___ INPUT ROWS ___
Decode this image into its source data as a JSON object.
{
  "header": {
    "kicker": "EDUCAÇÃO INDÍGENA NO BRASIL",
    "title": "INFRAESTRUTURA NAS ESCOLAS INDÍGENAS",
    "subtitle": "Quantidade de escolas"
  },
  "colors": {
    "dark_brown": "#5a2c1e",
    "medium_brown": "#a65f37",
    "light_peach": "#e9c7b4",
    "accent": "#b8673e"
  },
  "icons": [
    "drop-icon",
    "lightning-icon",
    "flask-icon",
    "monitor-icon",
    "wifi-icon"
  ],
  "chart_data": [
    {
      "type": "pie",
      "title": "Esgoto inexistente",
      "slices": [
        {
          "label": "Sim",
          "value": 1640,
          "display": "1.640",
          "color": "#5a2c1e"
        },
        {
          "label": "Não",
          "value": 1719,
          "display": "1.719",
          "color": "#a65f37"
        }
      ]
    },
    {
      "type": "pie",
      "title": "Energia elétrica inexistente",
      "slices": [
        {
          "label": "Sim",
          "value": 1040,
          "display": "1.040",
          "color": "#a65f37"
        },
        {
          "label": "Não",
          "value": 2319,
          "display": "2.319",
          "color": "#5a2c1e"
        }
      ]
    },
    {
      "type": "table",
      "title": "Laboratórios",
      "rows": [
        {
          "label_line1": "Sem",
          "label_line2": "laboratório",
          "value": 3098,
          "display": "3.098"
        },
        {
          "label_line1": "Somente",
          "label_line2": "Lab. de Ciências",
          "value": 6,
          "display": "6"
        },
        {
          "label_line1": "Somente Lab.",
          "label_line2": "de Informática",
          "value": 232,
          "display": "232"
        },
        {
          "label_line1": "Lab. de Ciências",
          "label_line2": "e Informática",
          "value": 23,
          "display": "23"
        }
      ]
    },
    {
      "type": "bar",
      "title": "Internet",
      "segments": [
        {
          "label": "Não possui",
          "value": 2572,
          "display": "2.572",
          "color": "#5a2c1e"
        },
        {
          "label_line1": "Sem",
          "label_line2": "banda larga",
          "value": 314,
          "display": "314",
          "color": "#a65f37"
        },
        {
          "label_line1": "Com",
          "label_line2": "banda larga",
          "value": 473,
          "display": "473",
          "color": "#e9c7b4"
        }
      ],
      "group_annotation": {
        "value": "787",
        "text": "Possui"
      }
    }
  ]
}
___
Reproduce the material above, every line of it, exactly.

Decode this image into its source data as a JSON object.
{
  "header": {
    "kicker": "EDUCAÇÃO INDÍGENA NO BRASIL",
    "title": "INFRAESTRUTURA NAS ESCOLAS INDÍGENAS",
    "subtitle": "Quantidade de escolas"
  },
  "colors": {
    "dark_brown": "#5a2c1e",
    "medium_brown": "#a65f37",
    "light_peach": "#e9c7b4",
    "accent": "#b8673e"
  },
  "icons": [
    "drop-icon",
    "lightning-icon",
    "flask-icon",
    "monitor-icon",
    "wifi-icon"
  ],
  "chart_data": [
    {
      "type": "pie",
      "title": "Esgoto inexistente",
      "slices": [
        {
          "label": "Sim",
          "value": 1640,
          "display": "1.640",
          "color": "#5a2c1e"
        },
        {
          "label": "Não",
          "value": 1719,
          "display": "1.719",
          "color": "#a65f37"
        }
      ]
    },
    {
      "type": "pie",
      "title": "Energia elétrica inexistente",
      "slices": [
        {
          "label": "Sim",
          "value": 1040,
          "display": "1.040",
          "color": "#a65f37"
        },
        {
          "label": "Não",
          "value": 2319,
          "display": "2.319",
          "color": "#5a2c1e"
        }
      ]
    },
    {
      "type": "table",
      "title": "Laboratórios",
      "rows": [
        {
          "label_line1": "Sem",
          "label_line2": "laboratório",
          "value": 3098,
          "display": "3.098"
        },
        {
          "label_line1": "Somente",
          "label_line2": "Lab. de Ciências",
          "value": 6,
          "display": "6"
        },
        {
          "label_line1": "Somente Lab.",
          "label_line2": "de Informática",
          "value": 232,
          "display": "232"
        },
        {
          "label_line1": "Lab. de Ciências",
          "label_line2": "e Informática",
          "value": 23,
          "display": "23"
        }
      ]
    },
    {
      "type": "bar",
      "title": "Internet",
      "segments": [
        {
          "label": "Não possui",
          "value": 2572,
          "display": "2.572",
          "color": "#5a2c1e"
        },
        {
          "label_line1": "Sem",
          "label_line2": "banda larga",
          "value": 314,
          "display": "314",
          "color": "#a65f37"
        },
        {
          "label_line1": "Com",
          "label_line2": "banda larga",
          "value": 473,
          "display": "473",
          "color": "#e9c7b4"
        }
      ],
      "group_annotation": {
        "value": "787",
        "text": "Possui"
      }
    }
  ]
}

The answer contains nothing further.